Dataset
'''

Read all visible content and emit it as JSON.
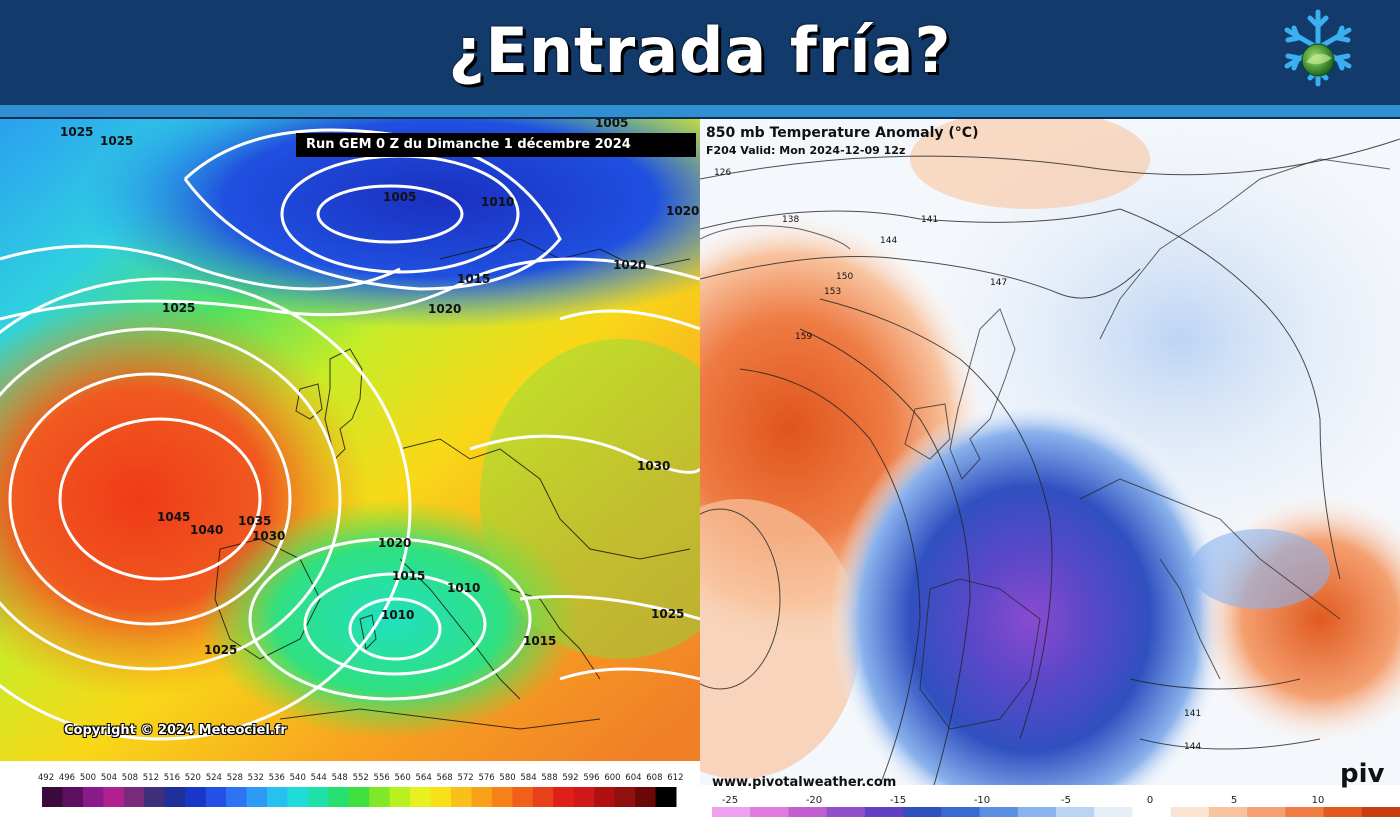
{
  "header": {
    "title": "¿Entrada fría?"
  },
  "left_map": {
    "run_label": "Run GEM 0 Z du Dimanche 1 décembre 2024",
    "copyright": "Copyright © 2024 Meteociel.fr",
    "isobar_labels": [
      "1025",
      "1025",
      "1005",
      "1005",
      "1010",
      "1020",
      "1020",
      "1015",
      "1025",
      "1020",
      "1030",
      "1045",
      "1040",
      "1035",
      "1030",
      "1020",
      "1015",
      "1010",
      "1010",
      "1025",
      "1015",
      "1025"
    ],
    "legend_values": [
      "492",
      "496",
      "500",
      "504",
      "508",
      "512",
      "516",
      "520",
      "524",
      "528",
      "532",
      "536",
      "540",
      "544",
      "548",
      "552",
      "556",
      "560",
      "564",
      "568",
      "572",
      "576",
      "580",
      "584",
      "588",
      "592",
      "596",
      "600",
      "604",
      "608",
      "612"
    ],
    "legend_colors": [
      "#3a0a3e",
      "#5b0f5e",
      "#8a1a8a",
      "#b0208f",
      "#7a2a7a",
      "#3e2f7a",
      "#1f2f9a",
      "#1836c8",
      "#2450e8",
      "#2e74f2",
      "#2d9af5",
      "#28c0f0",
      "#20dcd8",
      "#1ee0a8",
      "#28e070",
      "#40e040",
      "#80e828",
      "#b8f020",
      "#e8f020",
      "#f8e018",
      "#f8c018",
      "#f8a018",
      "#f88018",
      "#f06018",
      "#e84018",
      "#e02018",
      "#d01818",
      "#b01010",
      "#901010",
      "#6a0808",
      "#000000"
    ]
  },
  "right_map": {
    "title": "850 mb Temperature Anomaly (°C)",
    "subtitle": "F204 Valid: Mon 2024-12-09 12z",
    "url": "www.pivotalweather.com",
    "brand": "piv",
    "contour_labels": [
      "126",
      "138",
      "141",
      "144",
      "147",
      "150",
      "153",
      "159",
      "141",
      "144"
    ],
    "legend_values": [
      "-25",
      "-20",
      "-15",
      "-10",
      "-5",
      "0",
      "5",
      "10"
    ],
    "legend_colors": [
      "#f0a0f0",
      "#e07ae0",
      "#c060d0",
      "#9050c8",
      "#6040c0",
      "#3050c0",
      "#3a6ad0",
      "#5a8ee0",
      "#8ab2ec",
      "#bcd4f4",
      "#e6eef8",
      "#ffffff",
      "#fbe4d4",
      "#f8c4a0",
      "#f4a070",
      "#ee7c44",
      "#e05a20",
      "#c84010"
    ]
  }
}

'''

Task goal
From start to finish, output the listing exactly, but omit its pictures.

Full answer
Read all visible content and emit it as JSON.
{
  "header": {
    "title": "¿Entrada fría?"
  },
  "left_map": {
    "run_label": "Run GEM 0 Z du Dimanche 1 décembre 2024",
    "copyright": "Copyright © 2024 Meteociel.fr",
    "isobar_labels": [
      "1025",
      "1025",
      "1005",
      "1005",
      "1010",
      "1020",
      "1020",
      "1015",
      "1025",
      "1020",
      "1030",
      "1045",
      "1040",
      "1035",
      "1030",
      "1020",
      "1015",
      "1010",
      "1010",
      "1025",
      "1015",
      "1025"
    ],
    "legend_values": [
      "492",
      "496",
      "500",
      "504",
      "508",
      "512",
      "516",
      "520",
      "524",
      "528",
      "532",
      "536",
      "540",
      "544",
      "548",
      "552",
      "556",
      "560",
      "564",
      "568",
      "572",
      "576",
      "580",
      "584",
      "588",
      "592",
      "596",
      "600",
      "604",
      "608",
      "612"
    ],
    "legend_colors": [
      "#3a0a3e",
      "#5b0f5e",
      "#8a1a8a",
      "#b0208f",
      "#7a2a7a",
      "#3e2f7a",
      "#1f2f9a",
      "#1836c8",
      "#2450e8",
      "#2e74f2",
      "#2d9af5",
      "#28c0f0",
      "#20dcd8",
      "#1ee0a8",
      "#28e070",
      "#40e040",
      "#80e828",
      "#b8f020",
      "#e8f020",
      "#f8e018",
      "#f8c018",
      "#f8a018",
      "#f88018",
      "#f06018",
      "#e84018",
      "#e02018",
      "#d01818",
      "#b01010",
      "#901010",
      "#6a0808",
      "#000000"
    ]
  },
  "right_map": {
    "title": "850 mb Temperature Anomaly (°C)",
    "subtitle": "F204 Valid: Mon 2024-12-09 12z",
    "url": "www.pivotalweather.com",
    "brand": "piv",
    "contour_labels": [
      "126",
      "138",
      "141",
      "144",
      "147",
      "150",
      "153",
      "159",
      "141",
      "144"
    ],
    "legend_values": [
      "-25",
      "-20",
      "-15",
      "-10",
      "-5",
      "0",
      "5",
      "10"
    ],
    "legend_colors": [
      "#f0a0f0",
      "#e07ae0",
      "#c060d0",
      "#9050c8",
      "#6040c0",
      "#3050c0",
      "#3a6ad0",
      "#5a8ee0",
      "#8ab2ec",
      "#bcd4f4",
      "#e6eef8",
      "#ffffff",
      "#fbe4d4",
      "#f8c4a0",
      "#f4a070",
      "#ee7c44",
      "#e05a20",
      "#c84010"
    ]
  }
}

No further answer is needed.